-- What the task asks --
From the entries below, please gather each line containing the string "IEEE".

-- Data --
*****

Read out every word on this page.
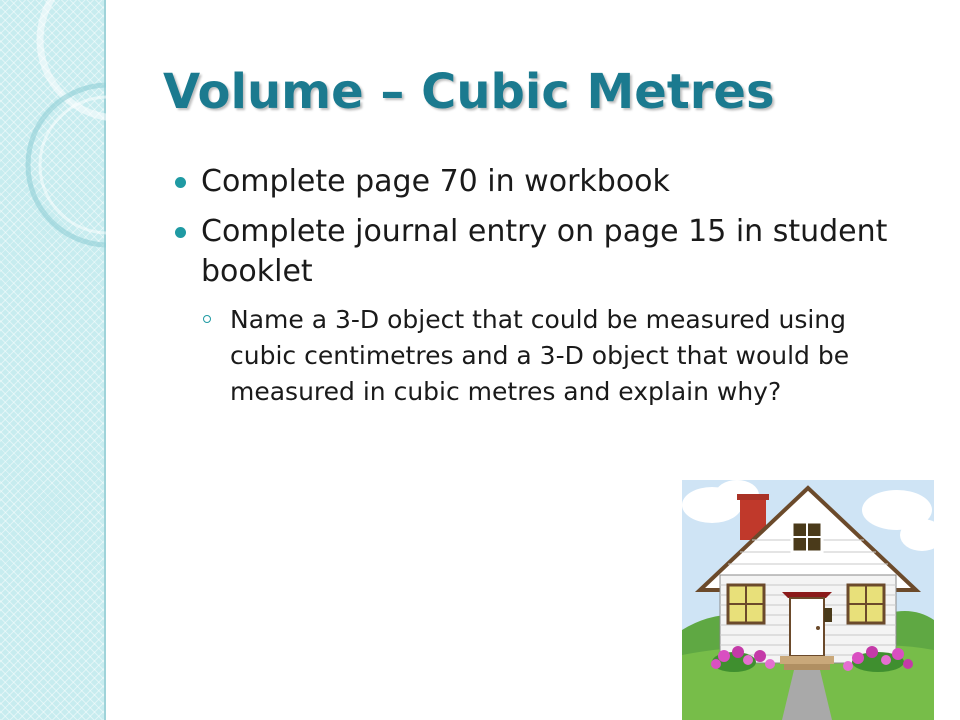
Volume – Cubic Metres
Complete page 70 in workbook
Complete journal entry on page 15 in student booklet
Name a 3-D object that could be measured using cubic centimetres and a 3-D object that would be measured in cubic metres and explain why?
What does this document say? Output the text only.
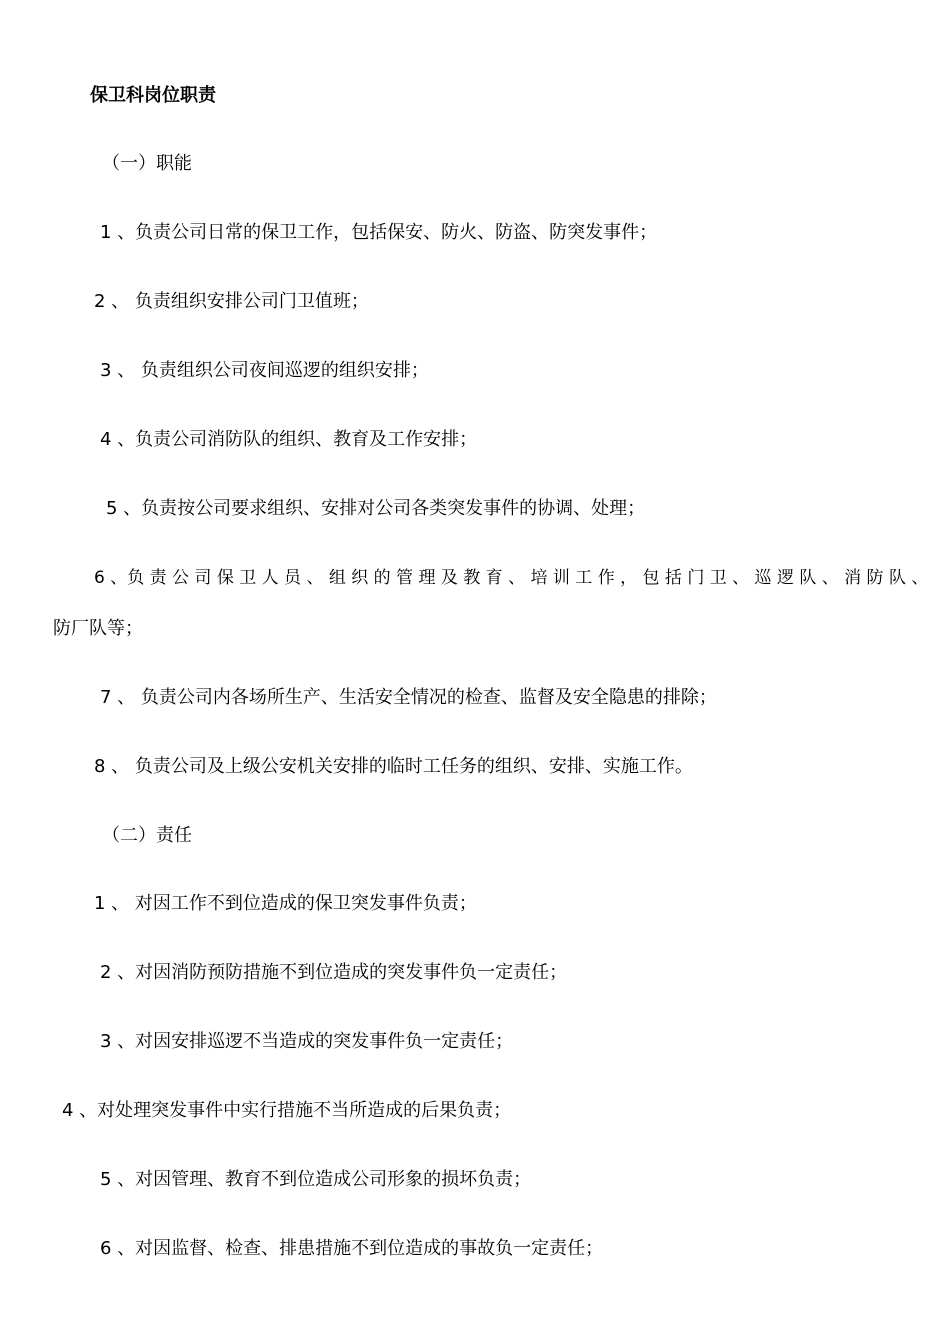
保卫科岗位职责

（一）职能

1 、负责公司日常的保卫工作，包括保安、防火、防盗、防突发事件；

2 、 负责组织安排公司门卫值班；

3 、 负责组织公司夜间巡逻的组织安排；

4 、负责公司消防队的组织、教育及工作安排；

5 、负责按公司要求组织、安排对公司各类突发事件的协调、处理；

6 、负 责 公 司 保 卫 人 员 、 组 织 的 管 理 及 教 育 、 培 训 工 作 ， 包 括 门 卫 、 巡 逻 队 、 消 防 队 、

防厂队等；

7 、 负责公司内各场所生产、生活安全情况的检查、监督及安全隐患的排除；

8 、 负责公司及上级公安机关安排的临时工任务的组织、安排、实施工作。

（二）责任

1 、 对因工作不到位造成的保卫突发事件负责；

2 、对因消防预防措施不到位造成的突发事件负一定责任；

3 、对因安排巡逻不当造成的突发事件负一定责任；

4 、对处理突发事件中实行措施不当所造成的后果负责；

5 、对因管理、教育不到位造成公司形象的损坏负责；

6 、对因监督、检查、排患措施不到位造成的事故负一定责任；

*****

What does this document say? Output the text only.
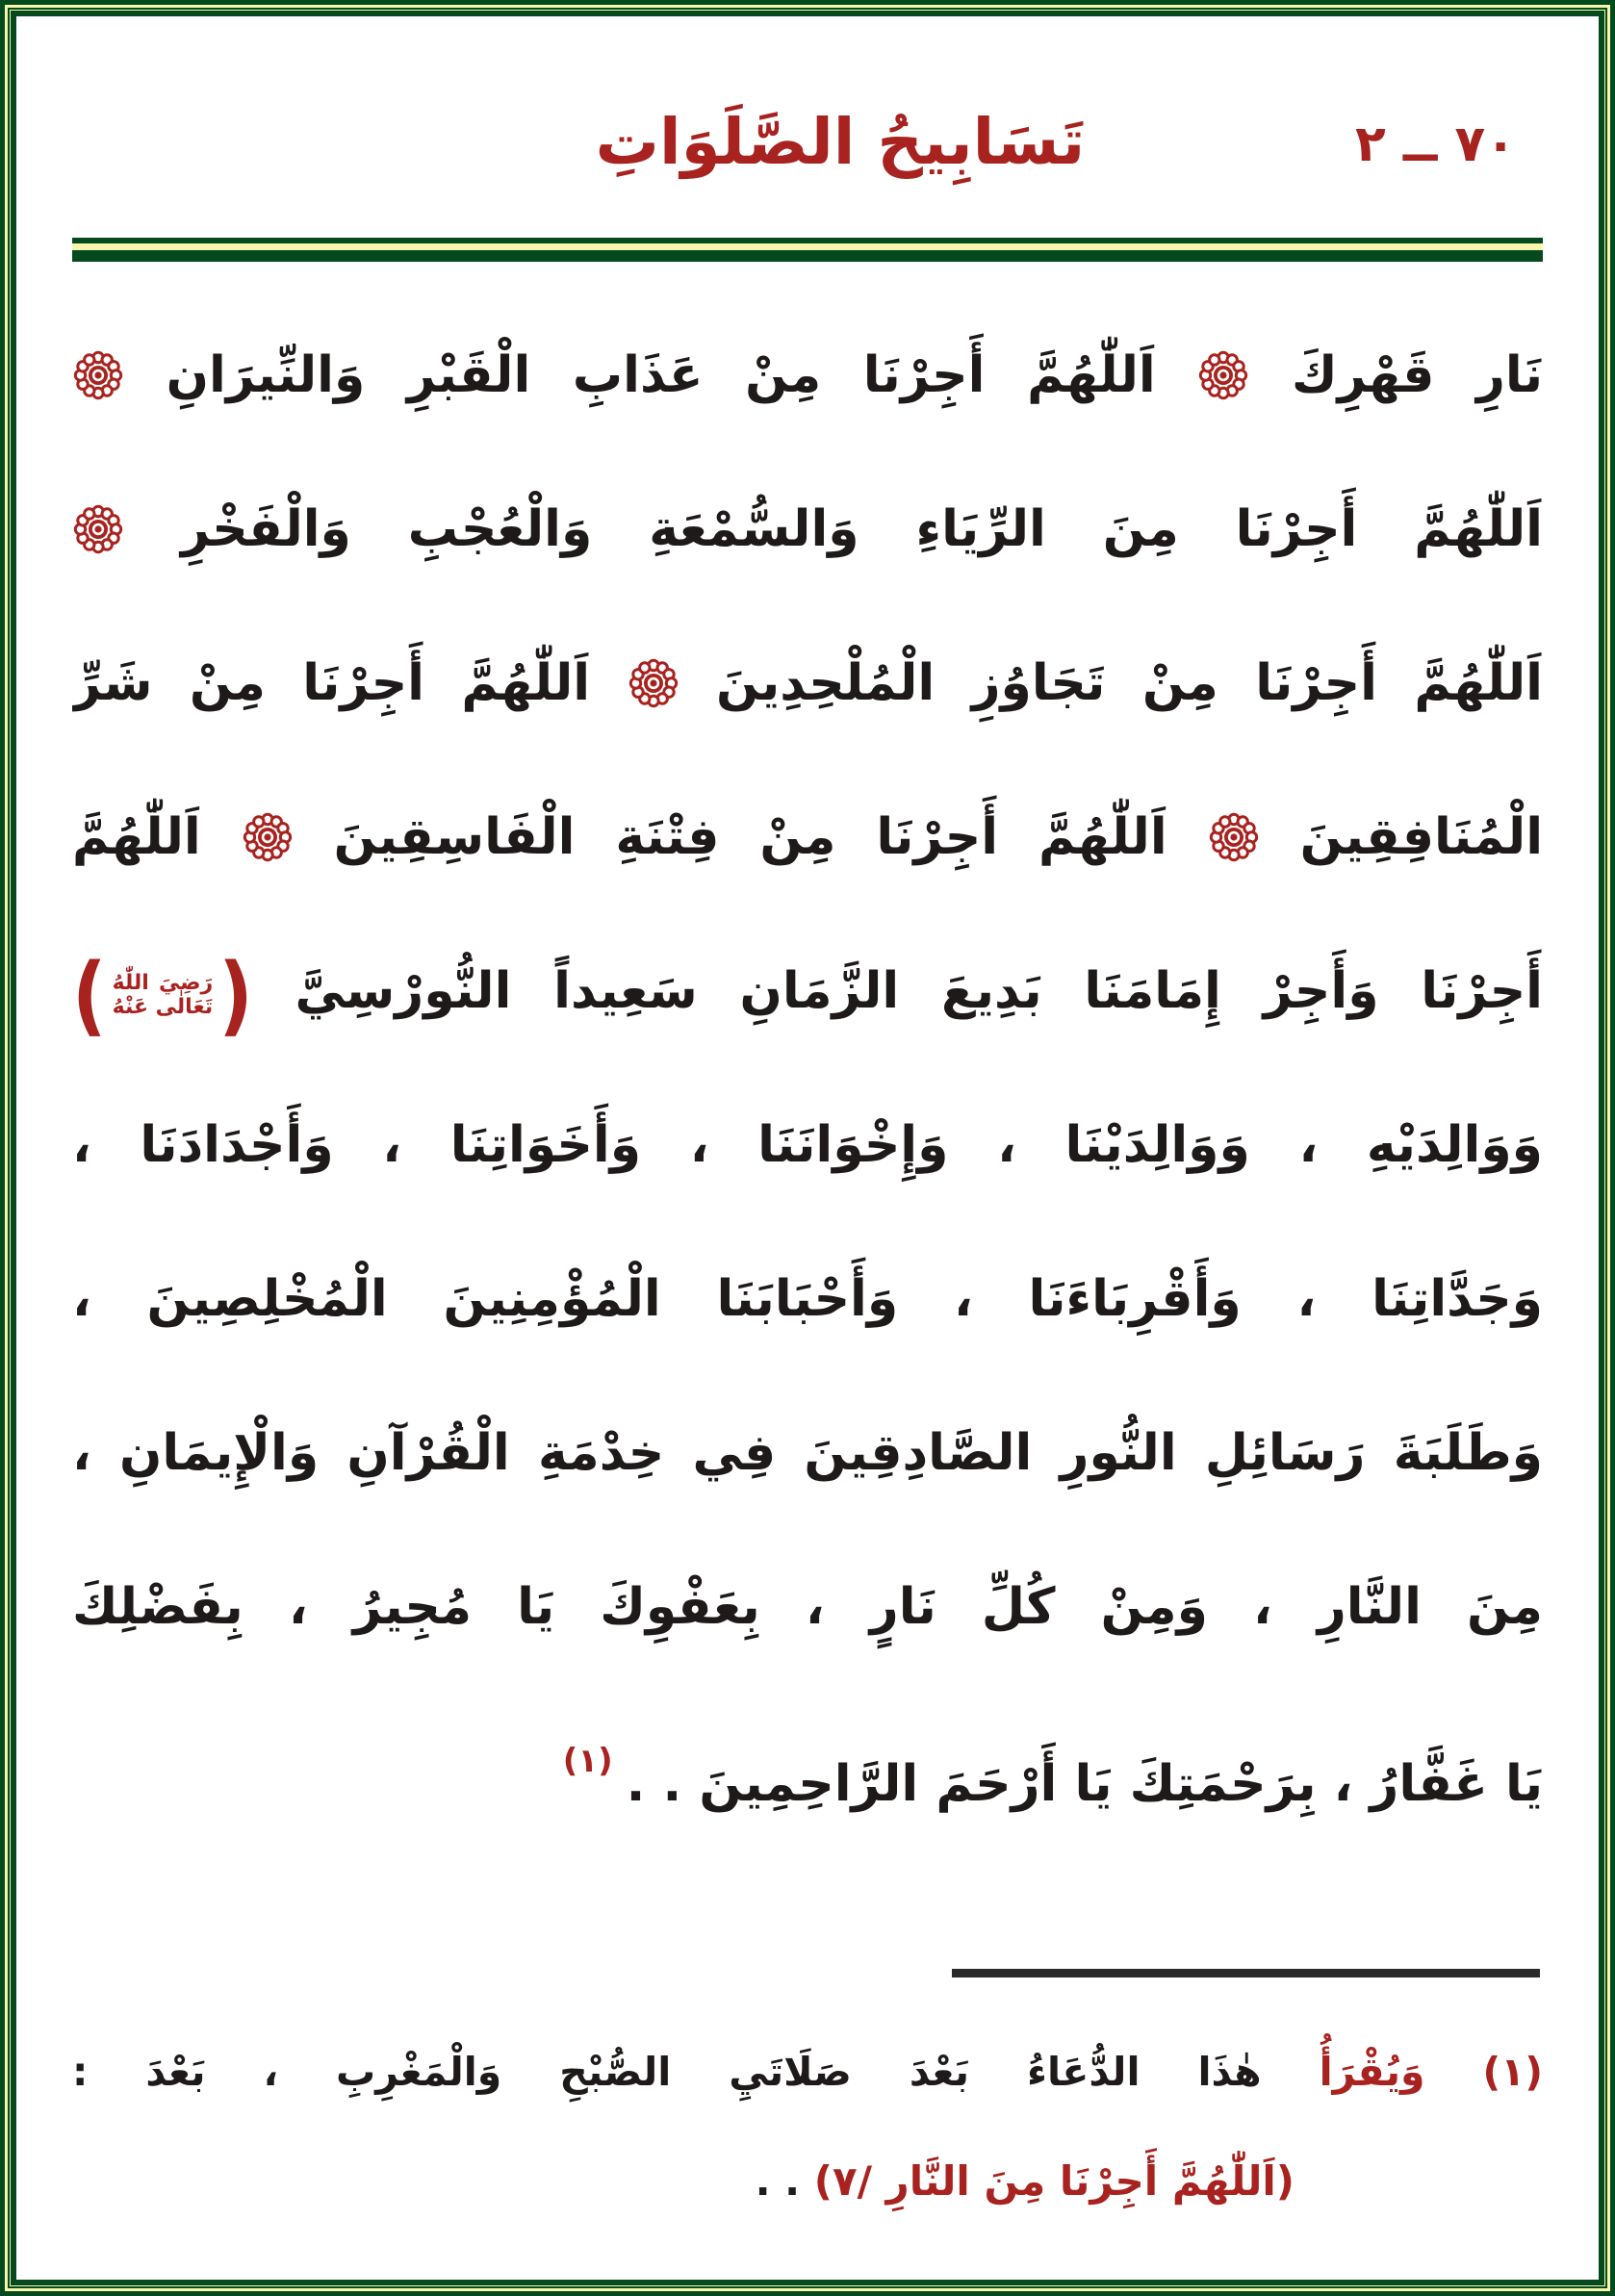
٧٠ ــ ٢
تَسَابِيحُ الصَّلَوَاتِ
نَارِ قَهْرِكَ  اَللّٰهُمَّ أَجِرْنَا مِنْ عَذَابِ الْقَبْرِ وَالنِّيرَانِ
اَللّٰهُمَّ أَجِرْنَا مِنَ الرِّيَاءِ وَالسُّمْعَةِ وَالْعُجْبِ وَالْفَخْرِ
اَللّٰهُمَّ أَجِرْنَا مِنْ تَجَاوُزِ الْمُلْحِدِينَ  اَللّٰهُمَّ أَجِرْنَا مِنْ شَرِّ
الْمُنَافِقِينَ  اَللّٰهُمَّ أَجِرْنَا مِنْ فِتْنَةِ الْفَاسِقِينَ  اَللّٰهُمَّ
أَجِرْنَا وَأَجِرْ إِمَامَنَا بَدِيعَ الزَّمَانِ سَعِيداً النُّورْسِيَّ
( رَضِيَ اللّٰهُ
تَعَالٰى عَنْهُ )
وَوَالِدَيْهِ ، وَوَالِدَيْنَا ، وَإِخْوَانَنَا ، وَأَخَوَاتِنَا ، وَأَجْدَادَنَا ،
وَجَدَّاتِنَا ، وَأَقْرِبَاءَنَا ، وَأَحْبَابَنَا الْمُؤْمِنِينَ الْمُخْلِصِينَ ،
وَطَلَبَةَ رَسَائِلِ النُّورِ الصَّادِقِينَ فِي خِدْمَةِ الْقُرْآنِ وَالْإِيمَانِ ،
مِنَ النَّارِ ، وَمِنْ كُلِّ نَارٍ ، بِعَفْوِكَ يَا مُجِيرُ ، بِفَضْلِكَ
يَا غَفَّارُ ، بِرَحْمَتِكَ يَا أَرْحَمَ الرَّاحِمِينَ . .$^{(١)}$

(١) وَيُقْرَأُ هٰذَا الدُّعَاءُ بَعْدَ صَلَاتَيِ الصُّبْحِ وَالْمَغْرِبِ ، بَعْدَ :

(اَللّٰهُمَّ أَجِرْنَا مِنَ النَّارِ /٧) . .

*****

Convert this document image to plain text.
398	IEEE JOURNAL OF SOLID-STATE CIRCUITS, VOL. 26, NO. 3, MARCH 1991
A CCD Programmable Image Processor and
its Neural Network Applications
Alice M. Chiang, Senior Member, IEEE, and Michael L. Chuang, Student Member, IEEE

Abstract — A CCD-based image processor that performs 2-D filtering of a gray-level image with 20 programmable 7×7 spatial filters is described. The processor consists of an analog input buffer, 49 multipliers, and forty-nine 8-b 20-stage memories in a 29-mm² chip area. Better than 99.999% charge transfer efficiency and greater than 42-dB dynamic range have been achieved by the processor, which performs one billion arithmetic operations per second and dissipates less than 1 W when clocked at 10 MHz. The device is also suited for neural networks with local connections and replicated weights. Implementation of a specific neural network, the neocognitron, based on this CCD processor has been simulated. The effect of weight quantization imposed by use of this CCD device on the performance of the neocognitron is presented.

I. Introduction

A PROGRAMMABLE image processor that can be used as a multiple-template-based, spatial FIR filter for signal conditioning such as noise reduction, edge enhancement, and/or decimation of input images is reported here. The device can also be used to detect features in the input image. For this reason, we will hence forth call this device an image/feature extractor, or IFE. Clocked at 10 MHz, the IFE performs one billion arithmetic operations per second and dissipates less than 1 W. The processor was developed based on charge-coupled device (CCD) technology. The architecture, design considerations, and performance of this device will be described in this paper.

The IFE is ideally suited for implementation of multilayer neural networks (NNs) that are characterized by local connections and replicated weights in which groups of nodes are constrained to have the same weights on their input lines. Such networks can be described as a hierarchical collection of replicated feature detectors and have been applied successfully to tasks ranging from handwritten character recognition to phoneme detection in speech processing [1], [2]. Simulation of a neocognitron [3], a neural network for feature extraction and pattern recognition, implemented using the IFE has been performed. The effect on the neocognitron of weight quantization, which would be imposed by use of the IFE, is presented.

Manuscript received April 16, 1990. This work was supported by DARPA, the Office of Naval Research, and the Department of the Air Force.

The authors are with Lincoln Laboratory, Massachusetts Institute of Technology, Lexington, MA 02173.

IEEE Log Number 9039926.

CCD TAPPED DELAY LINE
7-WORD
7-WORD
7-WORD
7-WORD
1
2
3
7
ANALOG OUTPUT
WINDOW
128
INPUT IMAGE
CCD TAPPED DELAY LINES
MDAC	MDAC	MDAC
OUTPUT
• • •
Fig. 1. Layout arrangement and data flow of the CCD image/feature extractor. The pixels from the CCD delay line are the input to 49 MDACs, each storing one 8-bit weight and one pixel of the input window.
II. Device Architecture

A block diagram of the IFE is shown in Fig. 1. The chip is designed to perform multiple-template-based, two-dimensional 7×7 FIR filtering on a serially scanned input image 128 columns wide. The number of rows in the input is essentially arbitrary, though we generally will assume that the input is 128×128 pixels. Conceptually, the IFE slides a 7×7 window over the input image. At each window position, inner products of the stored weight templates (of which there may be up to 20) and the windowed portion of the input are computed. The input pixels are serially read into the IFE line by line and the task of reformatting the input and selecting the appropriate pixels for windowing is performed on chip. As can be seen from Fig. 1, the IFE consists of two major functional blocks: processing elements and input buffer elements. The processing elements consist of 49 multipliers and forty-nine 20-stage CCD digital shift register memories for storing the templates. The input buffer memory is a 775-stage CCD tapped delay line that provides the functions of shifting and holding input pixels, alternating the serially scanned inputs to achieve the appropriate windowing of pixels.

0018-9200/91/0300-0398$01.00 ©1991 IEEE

*****

-- Final result --
398	IEEE JOURNAL OF SOLID-STATE CIRCUITS, VOL. 26, NO. 3, MARCH 1991
Alice M. Chiang, Senior Member, IEEE, and Michael L. Chuang, Student Member, IEEE
IEEE Log Number 9039926.
0018-9200/91/0300-0398$01.00 ©1991 IEEE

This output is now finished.